Look through the data below and return each line where "caption" appears.

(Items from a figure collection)

□ □ □

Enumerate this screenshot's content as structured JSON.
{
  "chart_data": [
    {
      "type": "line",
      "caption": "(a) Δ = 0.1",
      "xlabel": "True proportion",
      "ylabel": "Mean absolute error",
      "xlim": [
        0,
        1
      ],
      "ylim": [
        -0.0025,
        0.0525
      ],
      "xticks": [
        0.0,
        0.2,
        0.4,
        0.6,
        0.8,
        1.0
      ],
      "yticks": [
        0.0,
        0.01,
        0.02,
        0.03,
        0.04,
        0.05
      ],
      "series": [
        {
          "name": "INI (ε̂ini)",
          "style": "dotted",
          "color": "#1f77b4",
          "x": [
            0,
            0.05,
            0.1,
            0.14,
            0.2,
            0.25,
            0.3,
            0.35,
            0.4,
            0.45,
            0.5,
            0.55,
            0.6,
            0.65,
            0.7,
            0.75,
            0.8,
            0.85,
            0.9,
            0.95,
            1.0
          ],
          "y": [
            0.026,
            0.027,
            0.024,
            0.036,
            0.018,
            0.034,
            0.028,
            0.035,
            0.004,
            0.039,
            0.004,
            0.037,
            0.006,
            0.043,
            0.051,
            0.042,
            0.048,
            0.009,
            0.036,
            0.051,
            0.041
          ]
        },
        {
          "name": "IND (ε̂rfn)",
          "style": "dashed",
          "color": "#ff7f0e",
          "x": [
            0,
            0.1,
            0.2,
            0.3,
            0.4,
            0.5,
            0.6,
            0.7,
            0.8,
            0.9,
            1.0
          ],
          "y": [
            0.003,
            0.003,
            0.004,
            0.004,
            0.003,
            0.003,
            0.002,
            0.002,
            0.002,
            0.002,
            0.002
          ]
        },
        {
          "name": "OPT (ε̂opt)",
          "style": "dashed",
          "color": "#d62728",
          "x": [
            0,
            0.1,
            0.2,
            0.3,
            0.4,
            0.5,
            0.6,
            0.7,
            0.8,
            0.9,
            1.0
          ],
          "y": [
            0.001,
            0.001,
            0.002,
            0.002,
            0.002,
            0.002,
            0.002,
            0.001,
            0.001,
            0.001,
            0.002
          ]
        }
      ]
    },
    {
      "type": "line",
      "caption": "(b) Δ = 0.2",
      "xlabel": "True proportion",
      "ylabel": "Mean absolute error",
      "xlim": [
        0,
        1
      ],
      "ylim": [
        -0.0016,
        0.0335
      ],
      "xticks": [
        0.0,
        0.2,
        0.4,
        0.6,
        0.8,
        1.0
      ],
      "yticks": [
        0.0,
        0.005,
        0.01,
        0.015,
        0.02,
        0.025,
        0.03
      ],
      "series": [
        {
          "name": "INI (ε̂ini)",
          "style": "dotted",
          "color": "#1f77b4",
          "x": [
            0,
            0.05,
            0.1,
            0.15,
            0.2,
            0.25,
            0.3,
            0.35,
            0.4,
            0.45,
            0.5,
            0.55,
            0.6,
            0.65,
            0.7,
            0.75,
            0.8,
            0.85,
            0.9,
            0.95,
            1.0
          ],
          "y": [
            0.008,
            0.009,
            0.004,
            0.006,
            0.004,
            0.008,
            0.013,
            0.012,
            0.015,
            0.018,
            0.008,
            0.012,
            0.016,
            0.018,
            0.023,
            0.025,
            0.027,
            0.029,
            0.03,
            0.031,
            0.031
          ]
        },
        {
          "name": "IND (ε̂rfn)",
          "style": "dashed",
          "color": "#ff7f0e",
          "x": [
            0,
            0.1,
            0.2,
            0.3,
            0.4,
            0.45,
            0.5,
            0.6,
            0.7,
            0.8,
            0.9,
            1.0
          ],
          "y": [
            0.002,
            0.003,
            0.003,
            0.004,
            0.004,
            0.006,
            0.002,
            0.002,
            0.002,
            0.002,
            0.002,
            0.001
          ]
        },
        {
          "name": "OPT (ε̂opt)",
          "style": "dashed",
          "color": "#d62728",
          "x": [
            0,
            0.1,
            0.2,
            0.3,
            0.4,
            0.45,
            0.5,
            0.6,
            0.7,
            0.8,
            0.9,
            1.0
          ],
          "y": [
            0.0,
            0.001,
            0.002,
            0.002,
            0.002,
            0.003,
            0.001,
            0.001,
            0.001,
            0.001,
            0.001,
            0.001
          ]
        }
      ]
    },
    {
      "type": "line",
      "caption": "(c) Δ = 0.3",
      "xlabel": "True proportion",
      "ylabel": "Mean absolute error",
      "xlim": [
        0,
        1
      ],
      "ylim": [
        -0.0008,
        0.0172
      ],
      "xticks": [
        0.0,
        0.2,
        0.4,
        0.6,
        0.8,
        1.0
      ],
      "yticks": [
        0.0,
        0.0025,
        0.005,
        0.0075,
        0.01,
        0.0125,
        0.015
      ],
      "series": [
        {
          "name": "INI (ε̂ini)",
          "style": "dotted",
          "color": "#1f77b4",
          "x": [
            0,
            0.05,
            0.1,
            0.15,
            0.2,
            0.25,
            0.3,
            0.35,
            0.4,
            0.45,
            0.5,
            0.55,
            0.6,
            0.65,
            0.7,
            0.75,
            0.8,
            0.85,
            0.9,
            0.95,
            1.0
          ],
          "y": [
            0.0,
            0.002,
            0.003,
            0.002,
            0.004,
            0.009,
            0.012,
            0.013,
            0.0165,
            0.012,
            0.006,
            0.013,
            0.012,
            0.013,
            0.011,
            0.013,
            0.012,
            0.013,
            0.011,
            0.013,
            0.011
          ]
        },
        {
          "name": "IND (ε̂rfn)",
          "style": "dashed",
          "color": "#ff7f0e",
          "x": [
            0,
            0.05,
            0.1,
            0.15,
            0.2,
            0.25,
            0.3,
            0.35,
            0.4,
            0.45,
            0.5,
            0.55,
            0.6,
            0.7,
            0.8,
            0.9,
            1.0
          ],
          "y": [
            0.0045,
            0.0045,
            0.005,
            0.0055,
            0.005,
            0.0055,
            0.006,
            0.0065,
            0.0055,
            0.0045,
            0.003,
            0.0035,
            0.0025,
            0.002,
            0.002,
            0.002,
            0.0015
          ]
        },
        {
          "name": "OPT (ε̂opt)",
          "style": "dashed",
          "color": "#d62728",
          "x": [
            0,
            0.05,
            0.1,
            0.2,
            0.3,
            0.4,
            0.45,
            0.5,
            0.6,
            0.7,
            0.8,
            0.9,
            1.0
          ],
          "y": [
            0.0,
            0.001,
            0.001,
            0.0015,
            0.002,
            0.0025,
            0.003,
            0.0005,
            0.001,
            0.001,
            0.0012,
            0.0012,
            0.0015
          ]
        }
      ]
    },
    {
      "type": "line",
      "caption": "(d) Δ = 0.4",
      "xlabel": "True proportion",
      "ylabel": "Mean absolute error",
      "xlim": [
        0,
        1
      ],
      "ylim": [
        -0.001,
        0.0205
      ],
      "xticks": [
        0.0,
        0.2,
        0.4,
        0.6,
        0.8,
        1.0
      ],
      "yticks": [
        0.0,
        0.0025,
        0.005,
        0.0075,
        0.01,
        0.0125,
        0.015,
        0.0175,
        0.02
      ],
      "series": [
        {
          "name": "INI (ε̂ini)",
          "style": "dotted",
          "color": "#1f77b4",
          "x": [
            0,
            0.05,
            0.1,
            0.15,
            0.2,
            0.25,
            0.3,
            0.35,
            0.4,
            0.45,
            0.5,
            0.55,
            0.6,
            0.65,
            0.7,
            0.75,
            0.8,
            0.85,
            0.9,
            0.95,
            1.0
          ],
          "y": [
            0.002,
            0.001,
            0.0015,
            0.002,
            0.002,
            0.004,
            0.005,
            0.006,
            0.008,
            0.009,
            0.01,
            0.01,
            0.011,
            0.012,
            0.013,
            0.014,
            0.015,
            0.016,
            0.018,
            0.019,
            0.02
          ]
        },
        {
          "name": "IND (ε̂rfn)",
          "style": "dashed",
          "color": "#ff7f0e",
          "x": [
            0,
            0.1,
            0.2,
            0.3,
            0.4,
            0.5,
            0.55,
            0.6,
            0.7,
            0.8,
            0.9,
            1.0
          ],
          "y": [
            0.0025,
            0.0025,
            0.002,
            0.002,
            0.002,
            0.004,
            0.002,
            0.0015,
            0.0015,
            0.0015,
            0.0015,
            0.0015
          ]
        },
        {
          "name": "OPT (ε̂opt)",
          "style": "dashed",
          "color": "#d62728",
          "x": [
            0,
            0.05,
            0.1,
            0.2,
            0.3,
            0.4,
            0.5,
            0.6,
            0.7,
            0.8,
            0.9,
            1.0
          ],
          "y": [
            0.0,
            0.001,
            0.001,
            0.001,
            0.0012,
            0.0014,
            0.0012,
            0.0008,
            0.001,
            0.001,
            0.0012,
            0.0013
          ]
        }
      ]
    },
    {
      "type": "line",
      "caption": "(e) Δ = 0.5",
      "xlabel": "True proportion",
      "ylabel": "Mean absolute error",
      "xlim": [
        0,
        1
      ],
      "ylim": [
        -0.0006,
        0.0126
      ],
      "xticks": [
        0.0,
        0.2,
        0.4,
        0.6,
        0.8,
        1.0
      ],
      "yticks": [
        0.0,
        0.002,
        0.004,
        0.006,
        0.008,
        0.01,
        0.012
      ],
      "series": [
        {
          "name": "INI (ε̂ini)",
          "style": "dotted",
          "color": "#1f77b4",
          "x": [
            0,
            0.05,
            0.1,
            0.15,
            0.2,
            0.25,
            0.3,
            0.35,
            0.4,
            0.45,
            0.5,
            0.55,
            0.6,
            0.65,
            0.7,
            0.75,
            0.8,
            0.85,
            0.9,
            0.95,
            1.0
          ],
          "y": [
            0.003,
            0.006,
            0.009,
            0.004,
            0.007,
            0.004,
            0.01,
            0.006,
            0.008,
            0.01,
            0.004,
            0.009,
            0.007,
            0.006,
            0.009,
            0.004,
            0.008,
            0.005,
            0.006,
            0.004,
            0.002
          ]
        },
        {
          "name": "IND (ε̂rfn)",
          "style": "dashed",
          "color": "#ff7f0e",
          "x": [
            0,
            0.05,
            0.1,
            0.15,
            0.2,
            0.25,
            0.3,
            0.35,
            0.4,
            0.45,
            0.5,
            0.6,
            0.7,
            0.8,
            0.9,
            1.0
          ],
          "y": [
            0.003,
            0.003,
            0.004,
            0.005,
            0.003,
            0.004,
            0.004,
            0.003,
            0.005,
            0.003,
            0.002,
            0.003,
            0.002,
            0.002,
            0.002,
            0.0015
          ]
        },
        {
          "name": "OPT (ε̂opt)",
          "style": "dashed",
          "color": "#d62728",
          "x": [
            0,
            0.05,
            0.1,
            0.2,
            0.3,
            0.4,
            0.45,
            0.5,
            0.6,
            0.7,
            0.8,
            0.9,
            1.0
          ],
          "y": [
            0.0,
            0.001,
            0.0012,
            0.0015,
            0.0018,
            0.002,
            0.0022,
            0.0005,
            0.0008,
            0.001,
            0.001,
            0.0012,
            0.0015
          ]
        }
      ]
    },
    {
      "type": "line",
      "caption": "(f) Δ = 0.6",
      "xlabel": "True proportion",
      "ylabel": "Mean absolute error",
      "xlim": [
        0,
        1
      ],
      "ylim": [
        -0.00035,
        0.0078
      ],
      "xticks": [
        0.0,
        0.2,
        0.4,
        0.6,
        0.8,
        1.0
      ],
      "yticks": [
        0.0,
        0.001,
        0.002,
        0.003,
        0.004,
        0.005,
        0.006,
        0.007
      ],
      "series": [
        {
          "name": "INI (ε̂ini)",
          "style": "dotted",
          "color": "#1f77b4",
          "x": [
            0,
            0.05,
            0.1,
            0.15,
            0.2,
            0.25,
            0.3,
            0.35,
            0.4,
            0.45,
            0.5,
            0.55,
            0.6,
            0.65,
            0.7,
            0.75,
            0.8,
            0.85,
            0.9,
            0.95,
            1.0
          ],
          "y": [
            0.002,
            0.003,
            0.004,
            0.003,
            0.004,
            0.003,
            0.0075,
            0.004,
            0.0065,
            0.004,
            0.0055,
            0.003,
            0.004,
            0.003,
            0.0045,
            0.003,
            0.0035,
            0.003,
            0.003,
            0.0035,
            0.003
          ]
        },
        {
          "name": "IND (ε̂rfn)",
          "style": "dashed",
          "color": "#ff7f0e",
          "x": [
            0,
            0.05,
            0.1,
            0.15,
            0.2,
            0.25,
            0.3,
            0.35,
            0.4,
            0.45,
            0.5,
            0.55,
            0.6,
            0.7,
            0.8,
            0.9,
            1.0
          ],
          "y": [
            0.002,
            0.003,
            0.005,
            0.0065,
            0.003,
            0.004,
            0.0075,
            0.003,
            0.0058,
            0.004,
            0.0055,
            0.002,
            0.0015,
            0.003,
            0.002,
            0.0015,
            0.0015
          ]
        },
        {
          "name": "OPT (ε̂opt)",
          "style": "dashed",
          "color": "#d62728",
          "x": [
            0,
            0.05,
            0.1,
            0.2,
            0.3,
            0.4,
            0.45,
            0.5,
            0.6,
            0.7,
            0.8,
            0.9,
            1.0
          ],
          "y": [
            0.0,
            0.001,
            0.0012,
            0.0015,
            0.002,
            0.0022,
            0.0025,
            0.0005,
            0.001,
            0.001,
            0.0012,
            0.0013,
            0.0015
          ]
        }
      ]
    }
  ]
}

□ □ □

**Problem solution:**
      "caption": "(a) Δ = 0.1",
      "caption": "(b) Δ = 0.2",
      "caption": "(c) Δ = 0.3",
      "caption": "(d) Δ = 0.4",
      "caption": "(e) Δ = 0.5",
      "caption": "(f) Δ = 0.6",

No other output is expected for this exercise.